* [Problem details]: Copy out each line featuring the string "berubah" from the entries beneath.

[Recorded data]

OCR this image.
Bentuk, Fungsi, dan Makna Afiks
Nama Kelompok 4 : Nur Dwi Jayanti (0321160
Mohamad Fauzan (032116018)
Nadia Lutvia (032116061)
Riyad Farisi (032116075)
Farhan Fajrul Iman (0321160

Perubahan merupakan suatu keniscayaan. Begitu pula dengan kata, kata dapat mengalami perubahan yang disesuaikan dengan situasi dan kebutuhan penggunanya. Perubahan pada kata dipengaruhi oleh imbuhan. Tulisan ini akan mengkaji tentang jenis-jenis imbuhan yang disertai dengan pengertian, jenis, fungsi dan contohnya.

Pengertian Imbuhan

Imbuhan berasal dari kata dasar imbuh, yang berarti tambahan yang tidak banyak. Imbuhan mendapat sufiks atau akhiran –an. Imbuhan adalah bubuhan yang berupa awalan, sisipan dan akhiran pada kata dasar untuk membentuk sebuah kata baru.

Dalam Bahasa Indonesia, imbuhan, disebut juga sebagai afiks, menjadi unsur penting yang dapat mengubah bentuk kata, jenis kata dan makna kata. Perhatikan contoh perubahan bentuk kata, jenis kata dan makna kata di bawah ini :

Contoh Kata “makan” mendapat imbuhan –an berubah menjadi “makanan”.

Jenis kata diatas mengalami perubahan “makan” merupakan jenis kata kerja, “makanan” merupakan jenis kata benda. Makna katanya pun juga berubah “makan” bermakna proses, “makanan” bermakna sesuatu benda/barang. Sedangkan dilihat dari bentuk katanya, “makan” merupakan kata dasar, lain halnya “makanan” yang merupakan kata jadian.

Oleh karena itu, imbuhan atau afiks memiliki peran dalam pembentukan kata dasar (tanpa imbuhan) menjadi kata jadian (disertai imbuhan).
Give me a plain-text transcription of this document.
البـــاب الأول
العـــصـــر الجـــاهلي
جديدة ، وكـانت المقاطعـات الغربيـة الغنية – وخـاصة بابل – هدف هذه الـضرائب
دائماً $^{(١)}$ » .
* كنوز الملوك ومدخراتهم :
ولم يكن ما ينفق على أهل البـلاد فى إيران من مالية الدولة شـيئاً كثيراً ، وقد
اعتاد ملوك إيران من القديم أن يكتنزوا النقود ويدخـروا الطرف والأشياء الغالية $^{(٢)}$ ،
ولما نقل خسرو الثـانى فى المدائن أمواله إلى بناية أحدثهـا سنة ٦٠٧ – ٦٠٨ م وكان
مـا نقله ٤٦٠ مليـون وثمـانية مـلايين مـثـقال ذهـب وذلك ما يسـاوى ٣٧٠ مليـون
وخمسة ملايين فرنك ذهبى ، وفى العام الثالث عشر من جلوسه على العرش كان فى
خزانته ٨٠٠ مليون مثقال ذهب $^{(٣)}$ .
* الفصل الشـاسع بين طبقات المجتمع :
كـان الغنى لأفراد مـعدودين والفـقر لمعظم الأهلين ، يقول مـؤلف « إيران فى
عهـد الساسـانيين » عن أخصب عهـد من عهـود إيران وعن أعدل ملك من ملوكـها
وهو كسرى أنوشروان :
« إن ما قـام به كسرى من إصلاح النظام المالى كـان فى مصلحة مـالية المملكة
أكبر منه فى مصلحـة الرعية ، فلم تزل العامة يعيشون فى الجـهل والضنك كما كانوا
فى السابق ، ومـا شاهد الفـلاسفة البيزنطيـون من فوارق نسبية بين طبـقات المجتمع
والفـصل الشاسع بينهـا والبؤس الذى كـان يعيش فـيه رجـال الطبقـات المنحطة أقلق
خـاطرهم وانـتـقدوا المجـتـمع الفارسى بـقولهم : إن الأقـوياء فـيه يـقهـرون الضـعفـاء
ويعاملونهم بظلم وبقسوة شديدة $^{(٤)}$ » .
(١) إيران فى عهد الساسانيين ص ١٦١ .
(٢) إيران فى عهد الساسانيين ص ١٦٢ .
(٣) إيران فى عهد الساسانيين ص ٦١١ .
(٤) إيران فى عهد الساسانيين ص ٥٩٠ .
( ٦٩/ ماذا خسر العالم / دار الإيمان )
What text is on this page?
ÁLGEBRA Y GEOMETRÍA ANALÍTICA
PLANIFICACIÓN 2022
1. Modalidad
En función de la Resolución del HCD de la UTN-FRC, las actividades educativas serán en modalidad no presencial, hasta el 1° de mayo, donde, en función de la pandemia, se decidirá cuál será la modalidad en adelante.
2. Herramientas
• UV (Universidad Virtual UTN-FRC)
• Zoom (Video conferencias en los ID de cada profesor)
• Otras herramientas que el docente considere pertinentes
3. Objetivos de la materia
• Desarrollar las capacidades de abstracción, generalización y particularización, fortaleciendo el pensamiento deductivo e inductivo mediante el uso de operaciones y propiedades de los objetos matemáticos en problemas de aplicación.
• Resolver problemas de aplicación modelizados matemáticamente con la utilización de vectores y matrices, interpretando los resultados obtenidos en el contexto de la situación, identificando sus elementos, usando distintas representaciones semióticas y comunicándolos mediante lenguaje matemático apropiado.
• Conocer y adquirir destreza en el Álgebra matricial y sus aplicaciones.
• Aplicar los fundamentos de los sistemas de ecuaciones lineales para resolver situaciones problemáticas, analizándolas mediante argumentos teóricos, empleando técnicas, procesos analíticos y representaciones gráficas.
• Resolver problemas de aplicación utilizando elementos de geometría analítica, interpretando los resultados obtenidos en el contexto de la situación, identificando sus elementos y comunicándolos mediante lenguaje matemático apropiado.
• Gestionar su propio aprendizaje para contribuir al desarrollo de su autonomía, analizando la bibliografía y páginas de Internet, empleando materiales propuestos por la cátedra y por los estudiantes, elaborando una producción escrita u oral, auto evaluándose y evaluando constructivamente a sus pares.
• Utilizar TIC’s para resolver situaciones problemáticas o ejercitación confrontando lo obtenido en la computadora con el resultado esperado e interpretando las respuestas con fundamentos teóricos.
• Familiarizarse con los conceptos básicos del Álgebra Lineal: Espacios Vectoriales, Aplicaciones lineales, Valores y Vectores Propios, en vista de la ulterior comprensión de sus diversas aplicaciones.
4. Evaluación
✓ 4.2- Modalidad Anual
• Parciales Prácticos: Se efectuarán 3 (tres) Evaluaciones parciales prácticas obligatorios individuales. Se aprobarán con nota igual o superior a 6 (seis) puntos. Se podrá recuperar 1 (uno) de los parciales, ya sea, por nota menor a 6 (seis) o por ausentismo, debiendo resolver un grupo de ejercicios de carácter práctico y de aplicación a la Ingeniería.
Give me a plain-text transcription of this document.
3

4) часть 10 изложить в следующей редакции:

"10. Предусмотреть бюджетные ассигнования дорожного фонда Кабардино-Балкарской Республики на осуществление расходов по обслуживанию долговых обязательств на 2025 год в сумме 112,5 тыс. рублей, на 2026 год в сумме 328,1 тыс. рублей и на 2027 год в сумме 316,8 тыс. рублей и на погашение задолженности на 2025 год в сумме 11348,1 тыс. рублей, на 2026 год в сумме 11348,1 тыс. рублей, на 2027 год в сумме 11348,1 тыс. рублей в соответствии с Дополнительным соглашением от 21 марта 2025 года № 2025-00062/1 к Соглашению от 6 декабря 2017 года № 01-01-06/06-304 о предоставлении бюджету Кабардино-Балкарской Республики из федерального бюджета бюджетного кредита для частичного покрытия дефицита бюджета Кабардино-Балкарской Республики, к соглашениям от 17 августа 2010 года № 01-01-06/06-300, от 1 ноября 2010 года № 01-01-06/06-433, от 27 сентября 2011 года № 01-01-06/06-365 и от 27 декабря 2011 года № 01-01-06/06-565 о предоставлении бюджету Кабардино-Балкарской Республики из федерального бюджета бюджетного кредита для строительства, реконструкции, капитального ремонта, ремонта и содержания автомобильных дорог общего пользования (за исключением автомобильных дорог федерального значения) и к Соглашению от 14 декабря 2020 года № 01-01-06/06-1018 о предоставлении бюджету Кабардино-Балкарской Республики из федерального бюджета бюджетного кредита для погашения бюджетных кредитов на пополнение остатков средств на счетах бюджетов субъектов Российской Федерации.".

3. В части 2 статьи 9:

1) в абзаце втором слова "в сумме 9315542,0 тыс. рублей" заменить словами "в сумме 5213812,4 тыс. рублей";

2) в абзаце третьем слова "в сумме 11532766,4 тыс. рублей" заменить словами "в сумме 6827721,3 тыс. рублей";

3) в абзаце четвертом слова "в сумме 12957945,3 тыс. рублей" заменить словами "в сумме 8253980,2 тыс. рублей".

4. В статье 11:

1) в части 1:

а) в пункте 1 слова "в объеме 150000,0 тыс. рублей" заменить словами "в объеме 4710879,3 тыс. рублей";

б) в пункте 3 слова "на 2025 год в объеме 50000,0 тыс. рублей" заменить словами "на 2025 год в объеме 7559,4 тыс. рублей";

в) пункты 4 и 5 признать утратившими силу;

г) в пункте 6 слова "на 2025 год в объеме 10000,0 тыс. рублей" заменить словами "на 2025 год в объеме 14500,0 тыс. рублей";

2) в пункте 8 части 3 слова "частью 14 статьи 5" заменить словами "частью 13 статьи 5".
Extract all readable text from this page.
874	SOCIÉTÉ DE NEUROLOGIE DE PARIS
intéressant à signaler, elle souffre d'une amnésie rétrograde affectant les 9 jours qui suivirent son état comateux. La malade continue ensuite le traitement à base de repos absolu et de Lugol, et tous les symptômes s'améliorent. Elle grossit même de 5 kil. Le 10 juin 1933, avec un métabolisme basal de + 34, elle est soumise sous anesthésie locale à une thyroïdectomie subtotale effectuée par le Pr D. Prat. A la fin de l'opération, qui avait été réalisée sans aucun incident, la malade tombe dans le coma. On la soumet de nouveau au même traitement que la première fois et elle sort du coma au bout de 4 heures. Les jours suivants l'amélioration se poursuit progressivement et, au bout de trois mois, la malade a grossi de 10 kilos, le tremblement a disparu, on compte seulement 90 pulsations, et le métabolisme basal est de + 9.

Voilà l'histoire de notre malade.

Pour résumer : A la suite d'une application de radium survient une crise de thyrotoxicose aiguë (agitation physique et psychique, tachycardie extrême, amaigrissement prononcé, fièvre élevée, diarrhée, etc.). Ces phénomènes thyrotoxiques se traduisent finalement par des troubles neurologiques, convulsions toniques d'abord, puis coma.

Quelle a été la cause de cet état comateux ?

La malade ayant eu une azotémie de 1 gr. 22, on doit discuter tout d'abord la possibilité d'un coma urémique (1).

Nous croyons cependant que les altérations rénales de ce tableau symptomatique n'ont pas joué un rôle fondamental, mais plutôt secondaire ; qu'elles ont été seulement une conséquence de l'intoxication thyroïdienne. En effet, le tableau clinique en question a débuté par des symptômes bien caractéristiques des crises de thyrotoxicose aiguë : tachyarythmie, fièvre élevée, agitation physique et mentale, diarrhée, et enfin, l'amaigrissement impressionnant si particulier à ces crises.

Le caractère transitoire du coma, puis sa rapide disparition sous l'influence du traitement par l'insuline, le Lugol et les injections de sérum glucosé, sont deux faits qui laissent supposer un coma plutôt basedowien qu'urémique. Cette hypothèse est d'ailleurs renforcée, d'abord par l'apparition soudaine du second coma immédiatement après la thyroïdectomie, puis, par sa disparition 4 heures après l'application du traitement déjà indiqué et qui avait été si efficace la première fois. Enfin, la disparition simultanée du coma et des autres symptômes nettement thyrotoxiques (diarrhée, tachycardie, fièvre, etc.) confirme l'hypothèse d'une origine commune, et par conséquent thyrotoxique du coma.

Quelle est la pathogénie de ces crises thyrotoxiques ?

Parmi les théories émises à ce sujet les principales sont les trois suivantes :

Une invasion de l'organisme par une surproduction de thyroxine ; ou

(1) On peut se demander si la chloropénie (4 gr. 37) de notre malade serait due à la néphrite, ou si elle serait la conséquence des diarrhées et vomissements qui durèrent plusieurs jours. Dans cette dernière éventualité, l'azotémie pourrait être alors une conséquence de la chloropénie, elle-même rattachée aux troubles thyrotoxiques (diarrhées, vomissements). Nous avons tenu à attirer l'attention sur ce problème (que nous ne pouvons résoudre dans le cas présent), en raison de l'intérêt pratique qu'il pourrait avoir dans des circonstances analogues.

* [Response to the exercise]:
Contoh Kata “makan” mendapat imbuhan –an berubah menjadi “makanan”.
Jenis kata diatas mengalami perubahan “makan” merupakan jenis kata kerja, “makanan” merupakan jenis kata benda. Makna katanya pun juga berubah “makan” bermakna proses, “makanan” bermakna sesuatu benda/barang. Sedangkan dilihat dari bentuk katanya, “makan” merupakan kata dasar, lain halnya “makanan” yang merupakan kata jadian.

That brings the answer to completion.